### EXERCISE OBJECTIVE:
Work through the listing below and count the lines that hold "DETAILS". Answer with the number alone.
═══ DATA RECORDS ═══
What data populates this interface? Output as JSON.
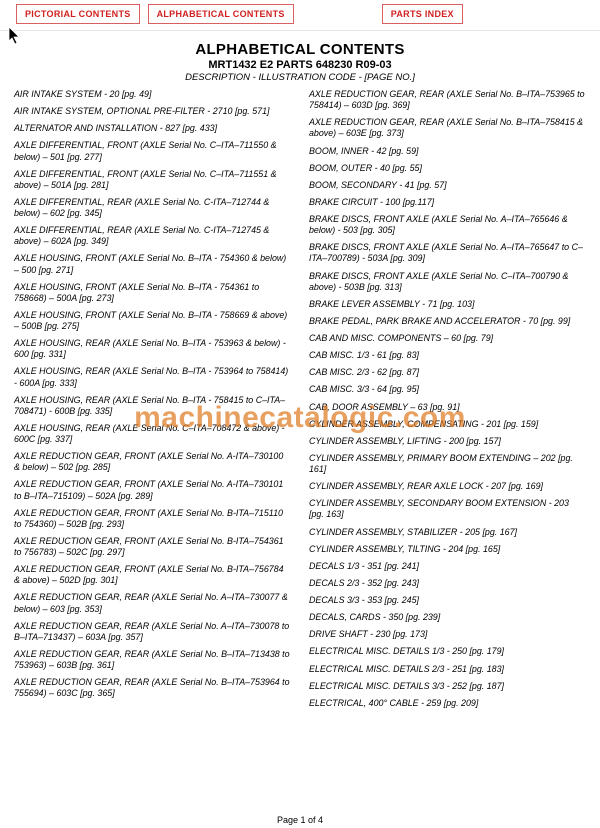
{
  "nav": {
    "pictorial": "PICTORIAL CONTENTS",
    "alphabetical": "ALPHABETICAL CONTENTS",
    "parts_index": "PARTS INDEX"
  },
  "heading": {
    "title": "ALPHABETICAL CONTENTS",
    "subtitle": "MRT1432 E2 PARTS 648230 R09-03",
    "desc": "DESCRIPTION - ILLUSTRATION CODE - [PAGE NO.]"
  },
  "watermark": "machinecatalogic.com",
  "footer": "Page 1 of 4",
  "left": [
    "AIR INTAKE SYSTEM - 20 [pg. 49]",
    "AIR INTAKE SYSTEM, OPTIONAL PRE-FILTER - 2710 [pg. 571]",
    "ALTERNATOR AND INSTALLATION - 827 [pg. 433]",
    "AXLE DIFFERENTIAL, FRONT (AXLE Serial No. C–ITA–711550 & below) – 501 [pg. 277]",
    "AXLE DIFFERENTIAL, FRONT (AXLE Serial No. C–ITA–711551 & above) – 501A [pg. 281]",
    "AXLE DIFFERENTIAL, REAR (AXLE Serial No. C-ITA–712744 & below) – 602 [pg. 345]",
    "AXLE DIFFERENTIAL, REAR (AXLE Serial No. C-ITA–712745 & above) – 602A [pg. 349]",
    "AXLE HOUSING, FRONT (AXLE Serial No. B–ITA - 754360 & below) – 500 [pg. 271]",
    "AXLE HOUSING, FRONT (AXLE Serial No. B–ITA - 754361 to 758668) – 500A [pg. 273]",
    "AXLE HOUSING, FRONT (AXLE Serial No. B–ITA - 758669 & above) – 500B [pg. 275]",
    "AXLE HOUSING, REAR (AXLE Serial No. B–ITA - 753963 & below) - 600 [pg. 331]",
    "AXLE HOUSING, REAR (AXLE Serial No. B–ITA - 753964 to 758414) - 600A [pg. 333]",
    "AXLE HOUSING, REAR (AXLE Serial No. B–ITA - 758415 to C–ITA–708471) - 600B [pg. 335]",
    "AXLE HOUSING, REAR (AXLE Serial No. C–ITA–708472 & above) - 600C [pg. 337]",
    "AXLE REDUCTION GEAR, FRONT (AXLE Serial No. A-ITA–730100 & below) – 502 [pg. 285]",
    "AXLE REDUCTION GEAR, FRONT (AXLE Serial No. A-ITA–730101 to B–ITA–715109) – 502A [pg. 289]",
    "AXLE REDUCTION GEAR, FRONT (AXLE Serial No. B-ITA–715110 to 754360) – 502B [pg. 293]",
    "AXLE REDUCTION GEAR, FRONT (AXLE Serial No. B-ITA–754361 to 756783) – 502C [pg. 297]",
    "AXLE REDUCTION GEAR, FRONT (AXLE Serial No. B-ITA–756784 & above) – 502D [pg. 301]",
    "AXLE REDUCTION GEAR, REAR (AXLE Serial No. A–ITA–730077 & below) – 603 [pg. 353]",
    "AXLE REDUCTION GEAR, REAR (AXLE Serial No. A–ITA–730078 to B–ITA–713437) – 603A [pg. 357]",
    "AXLE REDUCTION GEAR, REAR (AXLE Serial No. B–ITA–713438 to 753963) – 603B [pg. 361]",
    "AXLE REDUCTION GEAR, REAR (AXLE Serial No. B–ITA–753964 to 755694) – 603C [pg. 365]"
  ],
  "right": [
    "AXLE REDUCTION GEAR, REAR (AXLE Serial No. B–ITA–753965 to 758414) – 603D [pg. 369]",
    "AXLE REDUCTION GEAR, REAR (AXLE Serial No. B–ITA–758415 & above) – 603E [pg. 373]",
    "BOOM, INNER - 42 [pg. 59]",
    "BOOM, OUTER - 40 [pg. 55]",
    "BOOM, SECONDARY - 41 [pg. 57]",
    "BRAKE CIRCUIT - 100 [pg.117]",
    "BRAKE DISCS, FRONT AXLE  (AXLE Serial No. A–ITA–765646 & below) - 503 [pg. 305]",
    "BRAKE DISCS, FRONT AXLE  (AXLE Serial No. A–ITA–765647 to C–ITA–700789) - 503A [pg. 309]",
    "BRAKE DISCS, FRONT AXLE  (AXLE Serial No. C–ITA–700790 & above) - 503B [pg. 313]",
    "BRAKE LEVER ASSEMBLY - 71 [pg. 103]",
    "BRAKE PEDAL, PARK BRAKE AND ACCELERATOR - 70 [pg. 99]",
    "CAB AND MISC. COMPONENTS – 60 [pg. 79]",
    "CAB MISC. 1/3 - 61 [pg. 83]",
    "CAB MISC. 2/3 - 62 [pg. 87]",
    "CAB MISC. 3/3 - 64 [pg. 95]",
    "CAB, DOOR ASSEMBLY – 63 [pg. 91]",
    "CYLINDER ASSEMBLY, COMPENSATING - 201 [pg. 159]",
    "CYLINDER ASSEMBLY, LIFTING - 200 [pg. 157]",
    "CYLINDER ASSEMBLY, PRIMARY BOOM EXTENDING – 202 [pg. 161]",
    "CYLINDER ASSEMBLY, REAR AXLE LOCK  - 207 [pg. 169]",
    "CYLINDER ASSEMBLY, SECONDARY BOOM EXTENSION - 203 [pg. 163]",
    "CYLINDER ASSEMBLY, STABILIZER - 205 [pg. 167]",
    "CYLINDER ASSEMBLY, TILTING - 204 [pg. 165]",
    "DECALS 1/3 - 351 [pg. 241]",
    "DECALS 2/3 - 352 [pg. 243]",
    "DECALS 3/3 - 353 [pg. 245]",
    "DECALS, CARDS - 350 [pg. 239]",
    "DRIVE SHAFT - 230 [pg. 173]",
    "ELECTRICAL MISC. DETAILS 1/3 - 250 [pg. 179]",
    "ELECTRICAL MISC. DETAILS 2/3 - 251 [pg. 183]",
    "ELECTRICAL MISC. DETAILS 3/3 - 252 [pg. 187]",
    "ELECTRICAL, 400° CABLE - 259 [pg. 209]"
  ]
}
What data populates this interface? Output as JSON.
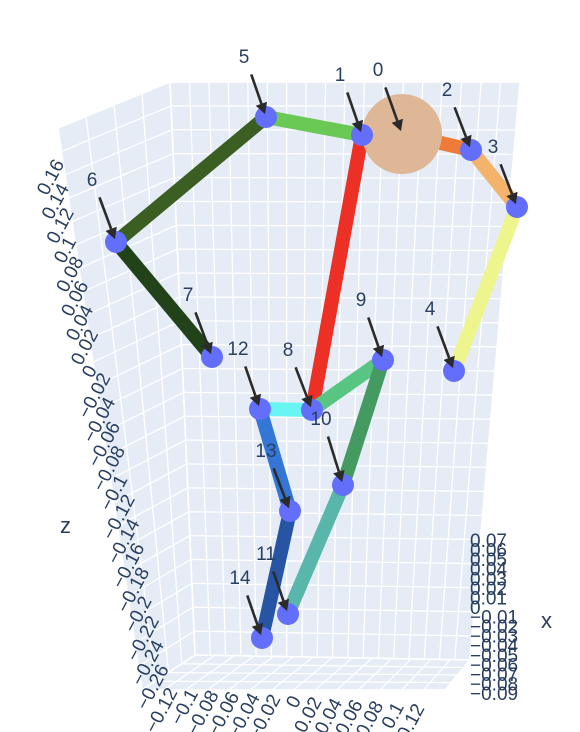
═══
### RESPONSE:
3